The following text has been presented as a lecture performace at IMPACT23 - Ecologies of Attention Symposium, Pact Zollverein (Essen, D) in 2023. It is also an edited and extended transcription of a previous talk called Songlines, presented online at Trafó House of Contemporary Arts as part of (H)earring Series #19 in 2021 April 20. Revised & edited in June, 2023
Intro
Greetings, welcome everyone. In the next half hour I will talk about the artistic methods, experiments, research that are important for me in the recent years as an individual creator and as a member of the Binaura artist collective. The topic of this lecture can be traced back deep in time, and in fact we will go back in time and investigate a few inspirational cultural and technological cases that are defining these areas. In the first part I will talk about the methods of algorithmic thinking. In the second part, I will talk a bit about artificial intelligence, machines that we consider intelligent, responsive environments, and the fusion of software and our everyday lives.
Routines & Rituals
“A monk’s day begins with cleaning. We sweep the temple grounds and gardens and polish the temple building. We don’t do this because it’s dirty or messy. We sweep dust to remove our worldly desires. We scrub dirt to free ourselves of attachments. [...] This is the power of routine.” - Shoukei Matsumoto, Soji
So let's have a closer look on the mechanism that we can call a routine, a ritual which is a repetitive, iterative thinking and planning process. These attempts can be found in our everyday lives, for example if someone has a sort of routine of waking up, drinking a coffee, then starting up the day... It can be just as an important ritual, such as a sacral or religious, emphasized repetitive sequence. The above quote clarifies this idea a bit: there is no need for any over-complication. The text is from Shoukei Matsumoto and it is about how a monk's day starts: cleaning the ground of the temple, the gardens and the different objects around. These activities are made in order to achieve a deepened mental focus. Regarding to routine, I would like to introduce a personal experiment from 2018 which is called HackPact. This project consists of a series of exercises, which has a tradition that originates from several years back, that was initiated by creative programmers. A hackpact is a month long interval where each day is an opportunity to investigate a problem in a form of code writing. A simple code helps framing and processing the problem: separate, small experiments with different topics. An important thing here is, that since we are talking about rituals, we will have rules, and our procedures are bounded to these rules. They are set up by the creator as creative constraints. These constraints are fundamental part of the creative process: they reduce possibilities which are useful from the aspects of curiosity, exploration regarding to a specific problem. They act as catalyzers or extrapolators. They amplify components, if the available tools are narrow, their usage can lead to new ways of improvisation in order to present an idea.

Records from a dataset:
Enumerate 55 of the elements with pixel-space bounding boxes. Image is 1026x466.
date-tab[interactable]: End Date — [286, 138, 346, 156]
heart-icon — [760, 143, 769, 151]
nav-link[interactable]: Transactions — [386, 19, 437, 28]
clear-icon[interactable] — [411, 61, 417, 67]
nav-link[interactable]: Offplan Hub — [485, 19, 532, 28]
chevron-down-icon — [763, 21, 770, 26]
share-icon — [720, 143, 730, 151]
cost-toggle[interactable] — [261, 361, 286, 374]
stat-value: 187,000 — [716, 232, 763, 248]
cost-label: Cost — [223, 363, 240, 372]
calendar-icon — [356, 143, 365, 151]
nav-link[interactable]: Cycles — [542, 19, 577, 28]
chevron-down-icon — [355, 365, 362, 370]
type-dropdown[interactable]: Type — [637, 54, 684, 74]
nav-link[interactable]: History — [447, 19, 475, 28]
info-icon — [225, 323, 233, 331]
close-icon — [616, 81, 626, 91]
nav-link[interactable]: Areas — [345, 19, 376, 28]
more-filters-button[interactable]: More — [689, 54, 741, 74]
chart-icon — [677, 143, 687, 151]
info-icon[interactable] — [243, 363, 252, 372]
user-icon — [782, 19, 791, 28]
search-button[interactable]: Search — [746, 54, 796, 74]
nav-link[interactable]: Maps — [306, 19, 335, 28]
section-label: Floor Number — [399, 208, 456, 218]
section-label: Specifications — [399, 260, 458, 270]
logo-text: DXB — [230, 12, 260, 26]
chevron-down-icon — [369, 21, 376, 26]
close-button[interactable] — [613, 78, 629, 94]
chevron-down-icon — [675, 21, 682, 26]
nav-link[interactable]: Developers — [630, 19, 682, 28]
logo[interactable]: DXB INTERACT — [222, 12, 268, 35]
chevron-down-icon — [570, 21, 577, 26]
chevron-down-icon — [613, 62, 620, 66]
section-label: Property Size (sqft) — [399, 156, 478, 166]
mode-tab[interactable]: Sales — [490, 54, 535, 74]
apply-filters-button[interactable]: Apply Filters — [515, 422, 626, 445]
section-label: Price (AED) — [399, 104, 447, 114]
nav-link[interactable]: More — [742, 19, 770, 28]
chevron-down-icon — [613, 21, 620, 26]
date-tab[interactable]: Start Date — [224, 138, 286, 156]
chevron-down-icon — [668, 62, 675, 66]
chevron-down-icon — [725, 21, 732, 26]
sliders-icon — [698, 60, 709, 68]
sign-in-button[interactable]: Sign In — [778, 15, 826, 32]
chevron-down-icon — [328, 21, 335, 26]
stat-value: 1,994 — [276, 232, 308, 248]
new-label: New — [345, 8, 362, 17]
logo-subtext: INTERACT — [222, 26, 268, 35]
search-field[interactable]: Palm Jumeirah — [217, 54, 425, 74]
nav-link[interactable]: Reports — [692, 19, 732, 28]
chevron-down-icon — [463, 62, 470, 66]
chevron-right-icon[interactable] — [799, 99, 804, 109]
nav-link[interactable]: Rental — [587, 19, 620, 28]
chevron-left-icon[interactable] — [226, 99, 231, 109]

Problem |
Answer these questions using the lecture text above:
1. At which symposium was the lecture presented as a lecture performance in 2023?
2. According to the quote in the lecture, what does a monk's day begin with?
3. How long is a hackpact interval?

Solution |
1. IMPACT23 - Ecologies of Attention Symposium, Pact Zollverein (Essen, D).
2. Cleaning.
3. A month.